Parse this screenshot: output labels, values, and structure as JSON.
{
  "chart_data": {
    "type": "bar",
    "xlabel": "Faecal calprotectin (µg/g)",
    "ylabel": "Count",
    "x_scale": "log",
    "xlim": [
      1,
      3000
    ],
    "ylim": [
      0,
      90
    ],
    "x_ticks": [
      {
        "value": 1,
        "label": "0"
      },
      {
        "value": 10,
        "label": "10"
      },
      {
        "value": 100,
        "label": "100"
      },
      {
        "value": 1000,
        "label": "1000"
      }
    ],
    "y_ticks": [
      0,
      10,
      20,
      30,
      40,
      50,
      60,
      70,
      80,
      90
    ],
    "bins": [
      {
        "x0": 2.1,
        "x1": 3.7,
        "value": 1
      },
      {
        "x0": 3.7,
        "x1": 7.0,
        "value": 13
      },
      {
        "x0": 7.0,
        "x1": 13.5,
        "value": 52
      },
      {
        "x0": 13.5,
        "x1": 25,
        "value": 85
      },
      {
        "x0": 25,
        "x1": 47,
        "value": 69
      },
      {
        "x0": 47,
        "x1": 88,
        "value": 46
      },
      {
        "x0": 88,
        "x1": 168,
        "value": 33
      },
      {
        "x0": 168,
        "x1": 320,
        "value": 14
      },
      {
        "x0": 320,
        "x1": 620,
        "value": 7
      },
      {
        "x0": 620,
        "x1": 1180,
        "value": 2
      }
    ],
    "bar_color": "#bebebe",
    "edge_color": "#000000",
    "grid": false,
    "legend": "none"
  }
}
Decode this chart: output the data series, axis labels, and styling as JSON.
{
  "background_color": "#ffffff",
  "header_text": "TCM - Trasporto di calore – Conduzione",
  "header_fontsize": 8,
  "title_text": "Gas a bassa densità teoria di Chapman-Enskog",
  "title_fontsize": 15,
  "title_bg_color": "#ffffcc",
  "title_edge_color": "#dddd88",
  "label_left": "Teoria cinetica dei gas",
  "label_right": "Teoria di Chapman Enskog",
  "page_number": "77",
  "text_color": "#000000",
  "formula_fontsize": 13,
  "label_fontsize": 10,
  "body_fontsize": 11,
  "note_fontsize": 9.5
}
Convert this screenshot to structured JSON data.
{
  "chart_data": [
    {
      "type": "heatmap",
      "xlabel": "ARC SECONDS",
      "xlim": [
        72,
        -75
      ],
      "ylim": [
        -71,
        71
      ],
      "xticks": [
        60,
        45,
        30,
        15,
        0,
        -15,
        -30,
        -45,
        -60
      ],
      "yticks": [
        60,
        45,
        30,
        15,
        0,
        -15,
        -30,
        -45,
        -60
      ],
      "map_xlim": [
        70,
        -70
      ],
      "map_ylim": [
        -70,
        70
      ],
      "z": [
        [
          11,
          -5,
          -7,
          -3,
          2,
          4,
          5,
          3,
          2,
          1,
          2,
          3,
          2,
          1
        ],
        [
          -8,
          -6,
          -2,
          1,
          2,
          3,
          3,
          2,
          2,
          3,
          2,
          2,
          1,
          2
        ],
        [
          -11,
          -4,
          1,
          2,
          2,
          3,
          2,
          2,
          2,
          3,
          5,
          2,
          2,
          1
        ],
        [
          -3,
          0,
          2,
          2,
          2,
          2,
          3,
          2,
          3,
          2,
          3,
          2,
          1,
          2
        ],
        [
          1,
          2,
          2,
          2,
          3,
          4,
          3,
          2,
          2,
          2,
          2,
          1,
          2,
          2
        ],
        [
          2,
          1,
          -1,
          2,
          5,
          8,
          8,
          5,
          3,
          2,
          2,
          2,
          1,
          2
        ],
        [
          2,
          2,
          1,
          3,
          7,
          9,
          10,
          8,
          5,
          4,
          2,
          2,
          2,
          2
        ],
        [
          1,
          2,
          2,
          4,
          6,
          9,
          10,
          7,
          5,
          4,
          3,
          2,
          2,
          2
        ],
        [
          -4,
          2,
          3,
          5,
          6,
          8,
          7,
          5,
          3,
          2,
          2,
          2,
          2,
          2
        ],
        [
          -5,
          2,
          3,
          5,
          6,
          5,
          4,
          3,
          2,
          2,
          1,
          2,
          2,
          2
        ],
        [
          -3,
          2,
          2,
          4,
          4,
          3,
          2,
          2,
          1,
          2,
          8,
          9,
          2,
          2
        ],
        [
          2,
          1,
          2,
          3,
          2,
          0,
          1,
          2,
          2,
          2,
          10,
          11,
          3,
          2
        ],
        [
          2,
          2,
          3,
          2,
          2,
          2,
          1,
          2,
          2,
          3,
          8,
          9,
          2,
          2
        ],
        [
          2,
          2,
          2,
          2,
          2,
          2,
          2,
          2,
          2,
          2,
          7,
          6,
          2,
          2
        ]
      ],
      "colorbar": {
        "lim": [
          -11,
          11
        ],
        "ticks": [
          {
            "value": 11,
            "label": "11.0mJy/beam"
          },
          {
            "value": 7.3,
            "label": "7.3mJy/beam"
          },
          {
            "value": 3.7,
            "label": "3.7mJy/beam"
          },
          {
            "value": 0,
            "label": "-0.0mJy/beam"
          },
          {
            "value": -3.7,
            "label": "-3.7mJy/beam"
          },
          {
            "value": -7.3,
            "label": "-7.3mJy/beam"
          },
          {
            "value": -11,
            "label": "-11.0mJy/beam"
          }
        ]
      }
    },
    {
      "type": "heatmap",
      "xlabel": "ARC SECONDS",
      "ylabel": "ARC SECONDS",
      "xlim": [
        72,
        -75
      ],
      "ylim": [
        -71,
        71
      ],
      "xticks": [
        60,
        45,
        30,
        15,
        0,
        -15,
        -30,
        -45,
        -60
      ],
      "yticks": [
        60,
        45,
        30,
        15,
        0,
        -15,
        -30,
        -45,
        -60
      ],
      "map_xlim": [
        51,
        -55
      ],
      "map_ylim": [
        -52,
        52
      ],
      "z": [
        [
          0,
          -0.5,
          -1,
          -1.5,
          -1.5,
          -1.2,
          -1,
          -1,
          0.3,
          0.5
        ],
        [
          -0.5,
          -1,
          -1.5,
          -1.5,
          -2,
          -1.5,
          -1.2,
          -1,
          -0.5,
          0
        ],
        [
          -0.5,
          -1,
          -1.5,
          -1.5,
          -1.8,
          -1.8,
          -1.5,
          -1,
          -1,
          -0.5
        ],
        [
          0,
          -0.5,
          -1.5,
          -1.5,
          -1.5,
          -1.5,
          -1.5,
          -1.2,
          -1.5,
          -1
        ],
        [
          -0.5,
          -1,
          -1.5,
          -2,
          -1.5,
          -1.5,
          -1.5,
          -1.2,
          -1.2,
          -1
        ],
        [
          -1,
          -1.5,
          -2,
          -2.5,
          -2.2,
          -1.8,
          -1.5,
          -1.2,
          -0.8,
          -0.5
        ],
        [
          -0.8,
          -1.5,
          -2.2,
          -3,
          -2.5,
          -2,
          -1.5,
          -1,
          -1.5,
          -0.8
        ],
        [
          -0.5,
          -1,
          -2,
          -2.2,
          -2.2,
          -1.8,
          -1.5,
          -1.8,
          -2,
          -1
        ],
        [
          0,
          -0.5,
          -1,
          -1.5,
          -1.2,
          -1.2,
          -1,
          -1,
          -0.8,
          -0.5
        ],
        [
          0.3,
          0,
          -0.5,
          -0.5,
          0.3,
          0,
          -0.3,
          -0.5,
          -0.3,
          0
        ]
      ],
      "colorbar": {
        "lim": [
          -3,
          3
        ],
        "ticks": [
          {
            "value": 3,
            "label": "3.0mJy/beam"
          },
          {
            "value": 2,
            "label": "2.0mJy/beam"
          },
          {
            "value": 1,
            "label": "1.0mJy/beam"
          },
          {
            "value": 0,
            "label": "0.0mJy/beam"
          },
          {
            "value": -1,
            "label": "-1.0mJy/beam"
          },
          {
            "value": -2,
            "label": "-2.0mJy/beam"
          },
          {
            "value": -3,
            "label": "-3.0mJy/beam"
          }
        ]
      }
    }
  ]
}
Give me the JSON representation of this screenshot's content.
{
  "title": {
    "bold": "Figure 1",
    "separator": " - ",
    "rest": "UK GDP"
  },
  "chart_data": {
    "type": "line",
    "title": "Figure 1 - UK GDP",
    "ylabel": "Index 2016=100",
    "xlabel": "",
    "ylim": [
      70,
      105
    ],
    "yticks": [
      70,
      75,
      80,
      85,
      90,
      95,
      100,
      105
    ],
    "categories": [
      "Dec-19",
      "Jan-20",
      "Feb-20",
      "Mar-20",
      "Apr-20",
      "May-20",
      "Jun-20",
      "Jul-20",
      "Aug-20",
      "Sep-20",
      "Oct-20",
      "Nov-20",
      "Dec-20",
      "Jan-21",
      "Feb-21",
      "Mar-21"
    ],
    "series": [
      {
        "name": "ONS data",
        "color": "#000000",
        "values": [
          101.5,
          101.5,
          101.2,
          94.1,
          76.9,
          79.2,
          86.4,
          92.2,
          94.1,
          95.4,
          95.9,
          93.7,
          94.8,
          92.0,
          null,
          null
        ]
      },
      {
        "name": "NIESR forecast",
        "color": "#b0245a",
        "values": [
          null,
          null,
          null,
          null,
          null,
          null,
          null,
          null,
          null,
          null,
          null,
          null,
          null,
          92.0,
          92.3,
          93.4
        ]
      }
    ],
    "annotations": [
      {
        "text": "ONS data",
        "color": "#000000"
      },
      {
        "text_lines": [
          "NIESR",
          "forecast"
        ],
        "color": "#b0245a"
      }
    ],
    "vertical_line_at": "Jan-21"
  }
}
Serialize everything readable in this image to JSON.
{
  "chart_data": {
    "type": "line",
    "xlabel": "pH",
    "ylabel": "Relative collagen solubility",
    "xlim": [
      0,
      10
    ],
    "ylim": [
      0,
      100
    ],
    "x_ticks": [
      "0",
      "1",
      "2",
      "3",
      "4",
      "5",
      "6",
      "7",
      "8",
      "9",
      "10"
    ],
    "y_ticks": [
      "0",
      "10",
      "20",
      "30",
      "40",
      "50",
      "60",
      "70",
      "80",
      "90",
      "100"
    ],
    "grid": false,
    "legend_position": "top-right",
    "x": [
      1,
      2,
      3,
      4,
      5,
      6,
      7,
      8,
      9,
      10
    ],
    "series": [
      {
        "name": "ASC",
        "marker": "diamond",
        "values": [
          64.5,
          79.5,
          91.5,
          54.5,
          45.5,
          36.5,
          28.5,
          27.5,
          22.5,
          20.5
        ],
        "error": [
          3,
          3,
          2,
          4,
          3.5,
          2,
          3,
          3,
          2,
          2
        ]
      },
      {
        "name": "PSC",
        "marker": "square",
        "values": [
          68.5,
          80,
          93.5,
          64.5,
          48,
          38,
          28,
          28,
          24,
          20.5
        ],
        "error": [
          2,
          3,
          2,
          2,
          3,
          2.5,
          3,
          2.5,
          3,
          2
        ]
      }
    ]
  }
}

> [GOAL OF THE EXERCISE] Copy out the lines in which the string "xlabel" appears.

> [RESPONSE TO THIS EXERCISE]
    "xlabel": "Faecal calprotectin (µg/g)",
      "xlabel": "ARC SECONDS",
      "xlabel": "ARC SECONDS",
    "xlabel": "",
    "xlabel": "pH",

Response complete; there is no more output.